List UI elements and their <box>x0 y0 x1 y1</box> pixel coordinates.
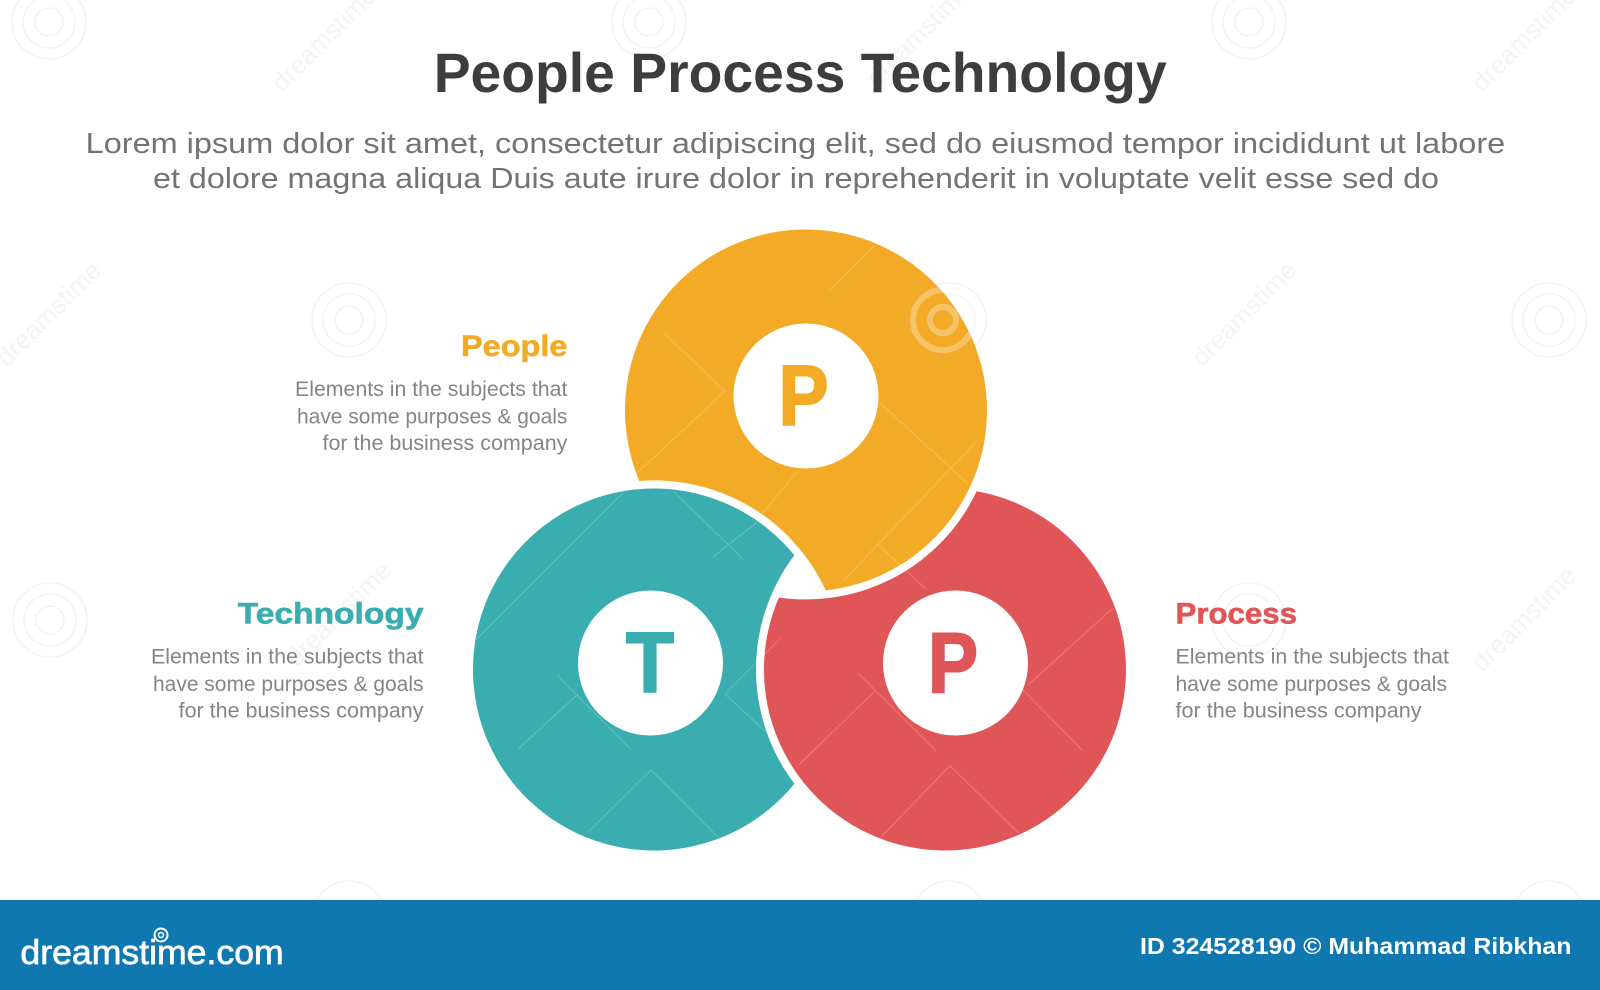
watermark pattern: dreamstime <box>1465 560 1582 677</box>
subtitle text block: Lorem ipsum dolor sit amet, consectetur adipiscing elit, sed do eiusmod tempor incididunt ut labore <box>86 128 1505 160</box>
watermark pattern: dreamstime <box>1185 255 1302 372</box>
teal circle segment: Technology <box>473 488 794 850</box>
text block: Process <box>1176 598 1449 722</box>
text block: Technology: Technology <box>238 598 424 630</box>
footer credit text: ID 324528190 © Muhammad Ribkhan <box>1140 933 1571 959</box>
text block: People <box>295 330 568 455</box>
footer bar <box>0 900 1600 990</box>
text block: Technology <box>151 598 424 722</box>
icon: letter P in white circle (Process): P <box>928 616 978 711</box>
subtitle text block: et dolore magna aliqua Duis aute irure dolor in reprehenderit in voluptate velit esse sed do <box>153 163 1439 195</box>
red circle segment: Process <box>764 491 1126 850</box>
icon: letter T in white circle (Technology) <box>578 590 723 736</box>
text block: People: People <box>461 330 567 363</box>
panel: venn diagram <box>473 229 1126 850</box>
text block: Technology: for the business company <box>179 699 424 722</box>
text block: Technology: have some purposes & goals <box>153 673 424 696</box>
icon: letter P in white circle (Process) <box>883 590 1028 736</box>
subtitle text block <box>86 128 1505 195</box>
text block: People: Elements in the subjects that <box>295 378 568 401</box>
text block: Process: Process <box>1176 598 1297 630</box>
icon: letter P in white circle (People) <box>734 324 878 468</box>
text block: People: for the business company <box>322 432 568 455</box>
watermark lines over circles <box>477 246 1113 837</box>
text block: Technology: Elements in the subjects that <box>151 645 424 668</box>
title: People Process Technology <box>434 41 1167 104</box>
watermark pattern: dreamstime <box>280 555 397 672</box>
text block: Process: Elements in the subjects that <box>1176 645 1449 668</box>
icon: letter T in white circle (Technology): T <box>626 616 674 711</box>
text block: Process: have some purposes & goals <box>1176 673 1447 696</box>
orange circle segment: People <box>625 229 987 590</box>
text block: People: have some purposes & goals <box>297 406 567 428</box>
icon: letter P in white circle (People): P <box>778 349 828 444</box>
text block: Process: for the business company <box>1176 699 1422 722</box>
footer logo text: dreamstime.com <box>20 934 284 972</box>
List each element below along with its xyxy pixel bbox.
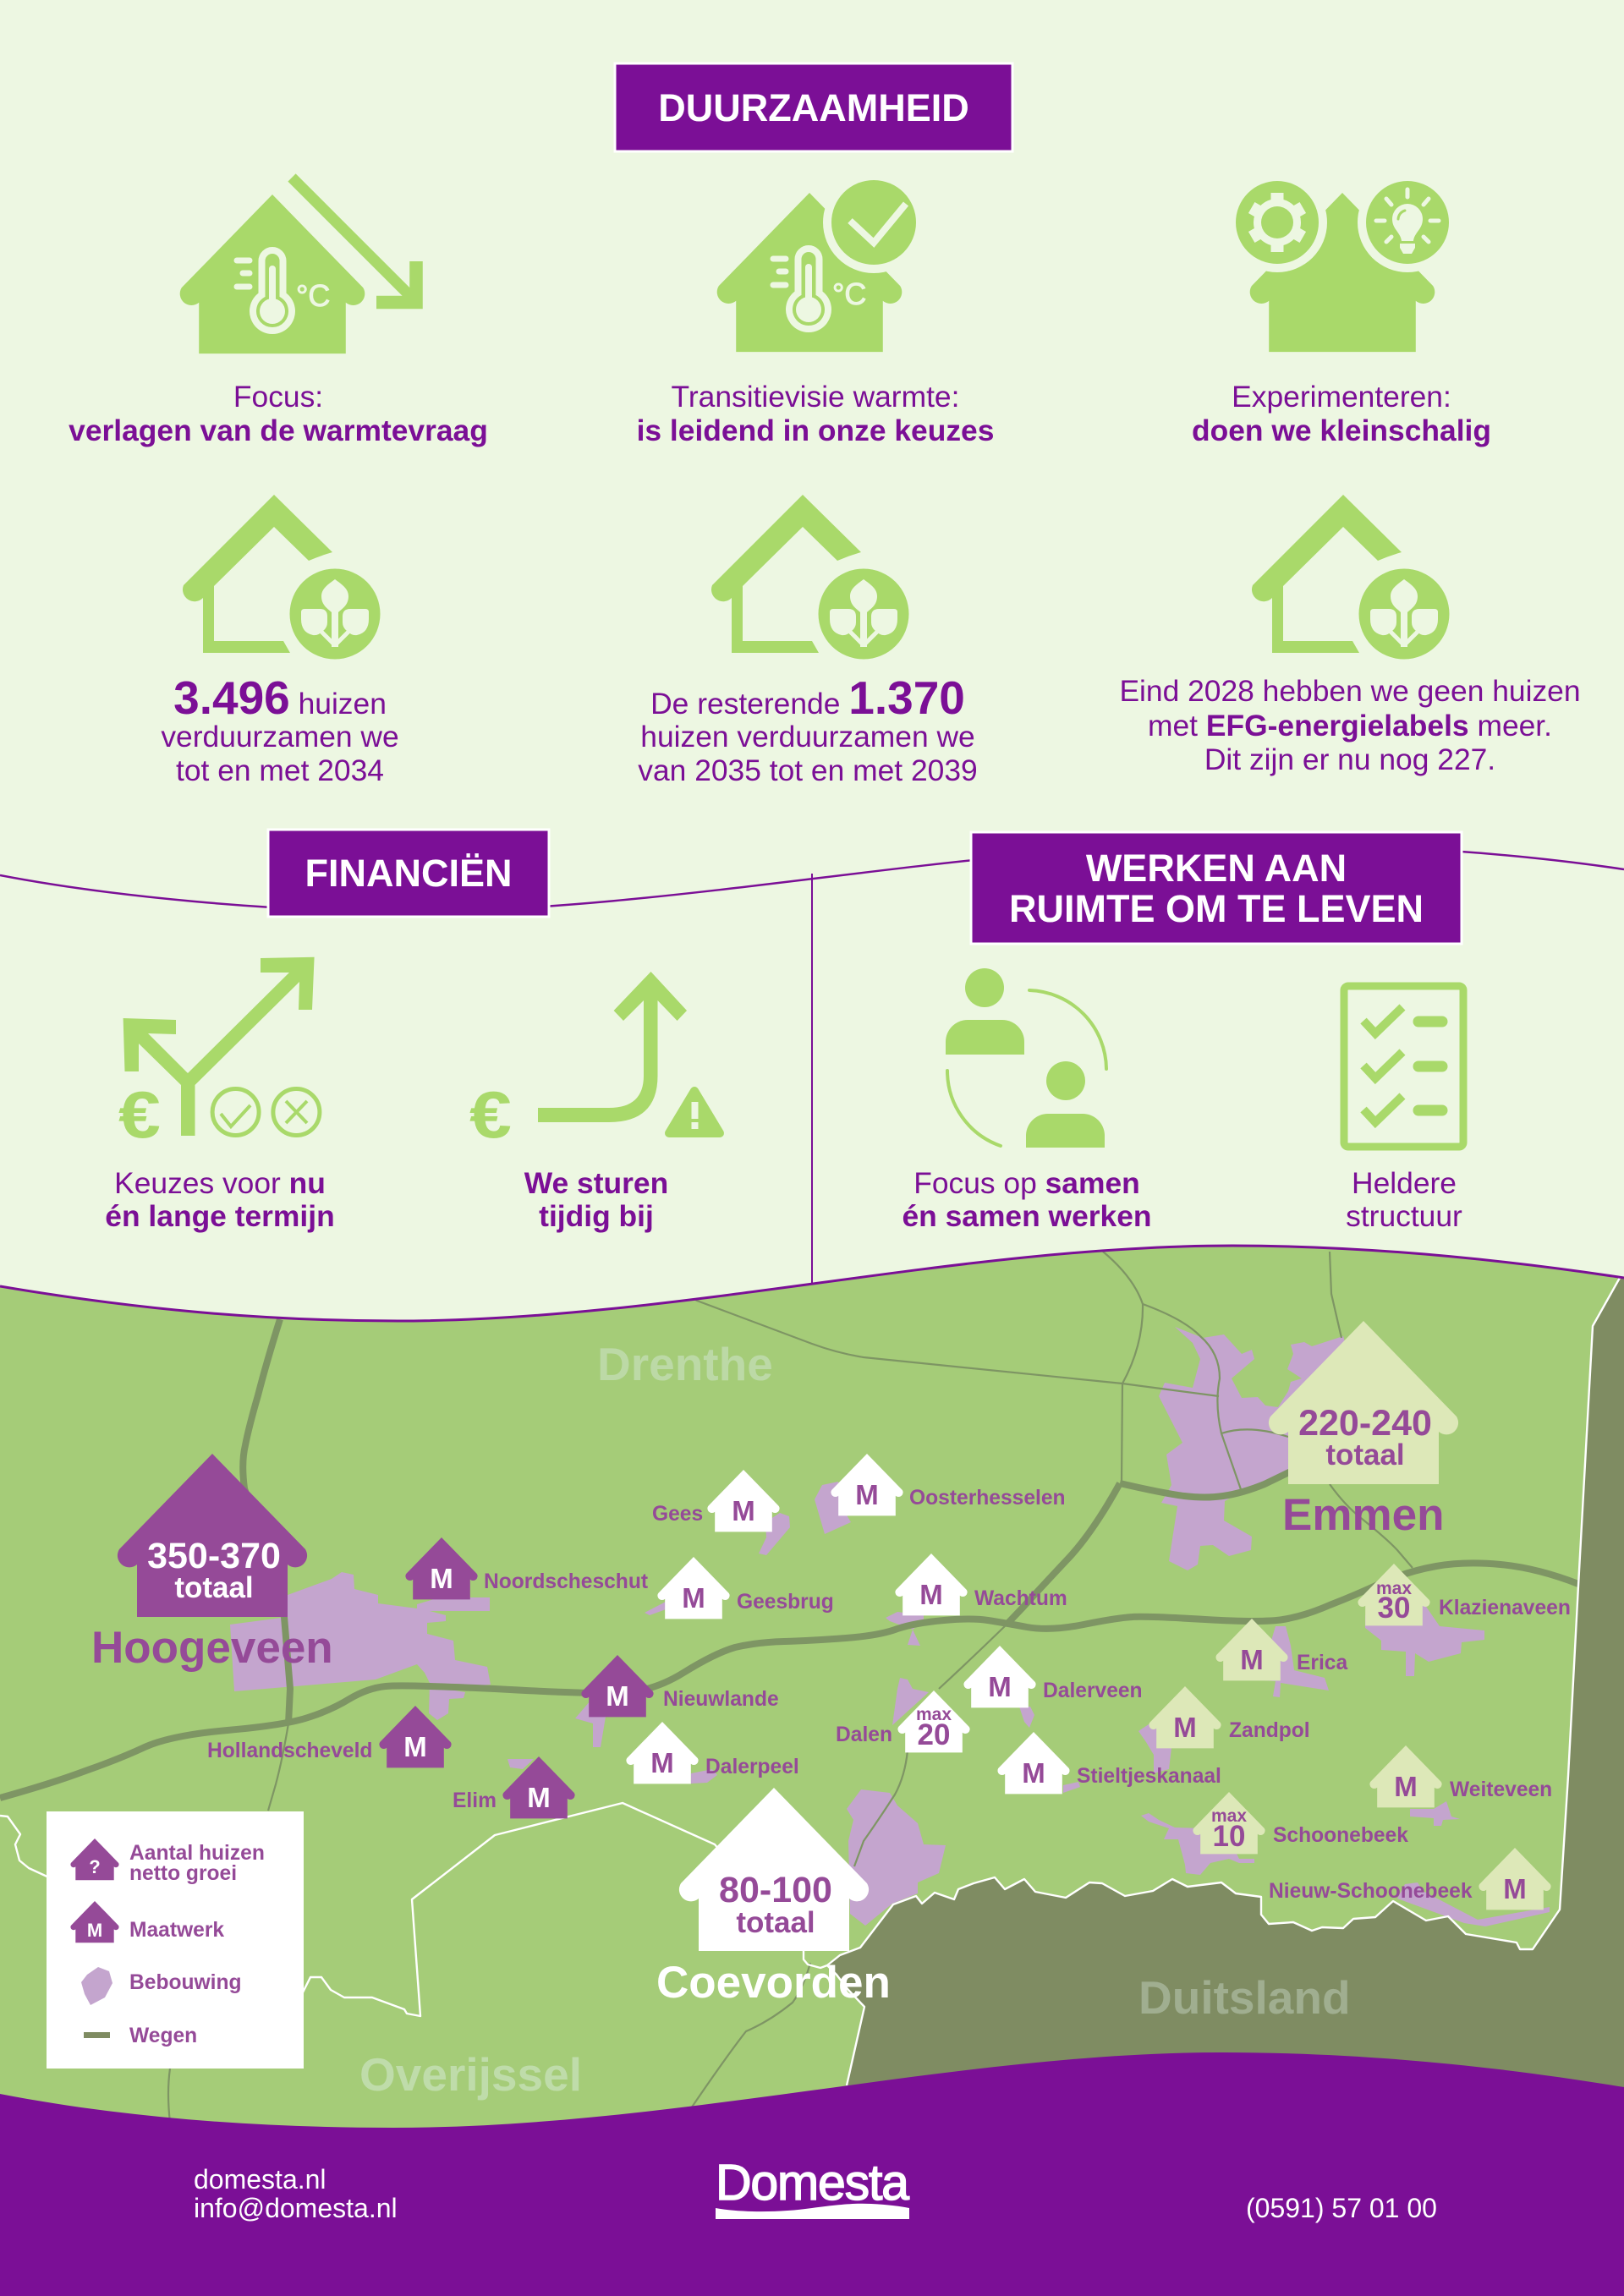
text: transitievisie: is leidend in onze keuzes [637,414,994,447]
house: Klazienaveen: Klazienaveen [1439,1597,1571,1619]
house: Emmen: Emmen [1282,1490,1444,1540]
icon: samen werken people [946,968,1106,1148]
icon: house with gear and lightbulb [1227,173,1457,352]
house: Zandpol: Zandpol [1229,1719,1310,1742]
footer contact: domesta.nl [194,2164,326,2195]
icon: house temperature down: °C [296,278,330,313]
section divider curve [0,844,1624,912]
house: Wachtum [895,1553,1067,1615]
text: experimenteren: Experimenteren: [1232,380,1451,414]
house: Coevorden: totaal [736,1906,815,1939]
icon: keuzes arrows: € [118,1077,161,1152]
text: focus op samen: én samen werken [902,1199,1152,1233]
icon: keuzes arrows [118,957,320,1152]
house: Hollandscheveld: M [403,1731,427,1762]
label: Duitsland: Duitsland [1138,1971,1351,2024]
house: Dalerpeel: Dalerpeel [705,1756,799,1778]
borders [0,1278,1620,2085]
house: Dalen: 20 [918,1718,950,1751]
map top curve [0,1246,1624,1321]
text: 3.496 huizen: verduurzamen we [161,720,399,753]
house: Hollandscheveld: Hollandscheveld [207,1740,372,1762]
house: Wachtum: M [919,1579,943,1610]
house: Stieltjeskanaal: Stieltjeskanaal [1077,1765,1221,1788]
house: Elim: Elim [453,1789,497,1812]
footer phone: (0591) 57 01 00 [1246,2193,1437,2223]
house: Hoogeveen: Hoogeveen [91,1623,333,1673]
icon: checklist [1344,986,1463,1147]
house: Noordscheschut: Noordscheschut [484,1570,648,1593]
heading: Werken aan ruimte om te leven [971,832,1462,944]
heading: Werken aan ruimte om te leven: WERKEN AAN [1086,847,1347,890]
heading: Financiën [268,830,549,917]
house: Elim [453,1756,575,1818]
text: EFG-energielabels: Eind 2028 hebben we geen huizen [1119,674,1581,708]
house: Weiteveen: M [1394,1771,1418,1802]
house: Nieuw-Schoonebeek: M [1503,1873,1527,1904]
house: Oosterhesselen: M [855,1479,879,1510]
house: Stieltjeskanaal [997,1732,1221,1794]
legend: Maatwerk [129,1919,224,1942]
text: we sturen: tijdig bij [539,1199,654,1233]
legend: Bebouwing [129,1971,242,1994]
house: Gees: M [732,1495,755,1526]
house: Hoogeveen: 350-370 [147,1536,281,1576]
house: Geesbrug: Geesbrug [737,1591,834,1614]
house: Klazienaveen: 30 [1378,1592,1410,1625]
footer contact: info@domesta.nl [194,2193,398,2223]
house: Klazienaveen [1358,1564,1571,1625]
house: Oosterhesselen: Oosterhesselen [909,1487,1066,1510]
legend [47,1811,304,2069]
icon: house with plant 2 [711,495,908,660]
text: 3.496 huizen: 3.496 huizen [173,671,387,724]
footer band [0,2052,1624,2296]
house: Nieuwlande [581,1655,779,1717]
legend: ? [89,1856,101,1877]
house: Stieltjeskanaal: M [1022,1757,1045,1789]
house: Wachtum: Wachtum [974,1587,1067,1610]
icon: bijsturen arrow: € [469,1077,512,1152]
text: EFG-energielabels: Dit zijn er nu nog 227. [1204,743,1495,776]
house: Schoonebeek: max [1211,1806,1247,1826]
map [0,1235,1624,2148]
heading: Duurzaamheid [615,63,1012,151]
house: Noordscheschut [405,1537,648,1599]
house: Dalerpeel [626,1722,799,1784]
house: Dalerveen: M [988,1671,1012,1702]
text: focus op samen: Focus op samen [914,1166,1140,1200]
text: resterende 1.370: van 2035 tot en met 2039 [638,753,978,787]
house: Nieuwlande: Nieuwlande [663,1688,779,1711]
house: Schoonebeek: Schoonebeek [1273,1824,1408,1847]
icon: house with check [717,172,924,352]
legend: M [87,1920,102,1941]
text: heldere structuur: Heldere [1352,1166,1457,1200]
house: Dalen: max [916,1705,952,1724]
house: Elim: M [527,1782,551,1813]
text: resterende 1.370: huizen verduurzamen we [640,720,975,753]
house: Weiteveen [1369,1745,1552,1807]
text: EFG-energielabels: met EFG-energielabels meer. [1148,709,1552,743]
house: Schoonebeek: 10 [1213,1820,1245,1853]
icon: house temperature down [180,178,416,353]
text: 3.496 huizen: tot en met 2034 [176,753,384,787]
roads [0,1252,1578,2123]
label: Overijssel: Overijssel [359,2048,582,2101]
house: Emmen: totaal [1325,1438,1405,1471]
house: Nieuw-Schoonebeek [1269,1848,1551,1910]
house: Klazienaveen: max [1376,1579,1412,1598]
vertical divider [811,874,813,1285]
text: keuzes: Keuzes voor nu [114,1166,326,1200]
house: Coevorden: 80-100 [719,1870,832,1910]
house: Hoogeveen [91,1454,333,1673]
house: Erica: M [1240,1644,1264,1675]
text: focus: verlagen van de warmtevraag [69,414,488,447]
house: Noordscheschut: M [430,1563,453,1594]
house: Coevorden [656,1788,891,2008]
legend: netto groei [129,1862,237,1885]
region: Duitsland [827,1269,1624,2140]
house: Zandpol: M [1173,1712,1197,1743]
house: Emmen [1269,1321,1458,1540]
house: Dalerveen: Dalerveen [1043,1680,1143,1702]
house: Dalerveen [963,1646,1143,1707]
house: Zandpol [1149,1686,1310,1748]
heading: Duurzaamheid: DUURZAAMHEID [658,86,969,129]
built-up areas [230,1327,1550,1926]
house: Dalen [836,1690,970,1752]
text: we sturen: We sturen [524,1166,668,1200]
house: Emmen: 220-240 [1298,1403,1432,1444]
house: Nieuw-Schoonebeek: Nieuw-Schoonebeek [1269,1880,1473,1903]
text: transitievisie: Transitievisie warmte: [672,380,959,414]
text: keuzes: én lange termijn [105,1199,335,1233]
house: Gees [652,1470,780,1532]
house: Hoogeveen: totaal [174,1571,254,1604]
house: Gees: Gees [652,1503,703,1526]
legend: Wegen [129,2025,197,2047]
house: Erica [1215,1619,1347,1680]
house: Nieuwlande: M [606,1680,629,1712]
icon: house with check: °C [832,277,866,311]
icon: bijsturen arrow [469,972,720,1152]
house: Dalerpeel: M [650,1747,674,1778]
house: Coevorden: Coevorden [656,1958,891,2008]
house: Erica: Erica [1297,1652,1347,1674]
heading: Werken aan ruimte om te leven: RUIMTE OM TE LEVEN [1009,887,1424,930]
text: focus: Focus: [233,380,323,414]
label: Drenthe: Drenthe [597,1338,773,1390]
icon: house with plant 1 [183,495,381,660]
icon: house with plant 3 [1252,495,1450,660]
text: resterende 1.370: De resterende 1.370 [650,671,965,724]
heading: Financiën: FINANCIËN [304,852,513,895]
house: Weiteveen: Weiteveen [1450,1778,1552,1801]
legend: Aantal huizen [129,1842,265,1865]
house: Geesbrug: M [682,1582,705,1614]
house: Hollandscheveld [207,1706,452,1767]
text: experimenteren: doen we kleinschalig [1192,414,1491,447]
logo: Domesta: Domesta [716,2155,909,2211]
house: Geesbrug [657,1557,834,1619]
house: Oosterhesselen [831,1454,1066,1515]
house: Dalen: Dalen [836,1723,892,1746]
text: heldere structuur: structuur [1346,1199,1462,1233]
house: Schoonebeek [1193,1792,1408,1854]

Stated exercise
Reproduce the lines of the material, starting with the line that contains "text: transitievisie: is" and going on through the line that contains "house: Wachtum [895,1553,1067,1615]". Substitute "symbol" for "icon" throughout those lines and leave everything else unchanged.

Full output
text: transitievisie: is leidend in onze keuzes [637,414,994,447]
house: Klazienaveen: Klazienaveen [1439,1597,1571,1619]
house: Emmen: Emmen [1282,1490,1444,1540]
symbol: samen werken people [946,968,1106,1148]
symbol: house with gear and lightbulb [1227,173,1457,352]
house: Zandpol: Zandpol [1229,1719,1310,1742]
footer contact: domesta.nl [194,2164,326,2195]
symbol: house temperature down: °C [296,278,330,313]
section divider curve [0,844,1624,912]
house: Wachtum [895,1553,1067,1615]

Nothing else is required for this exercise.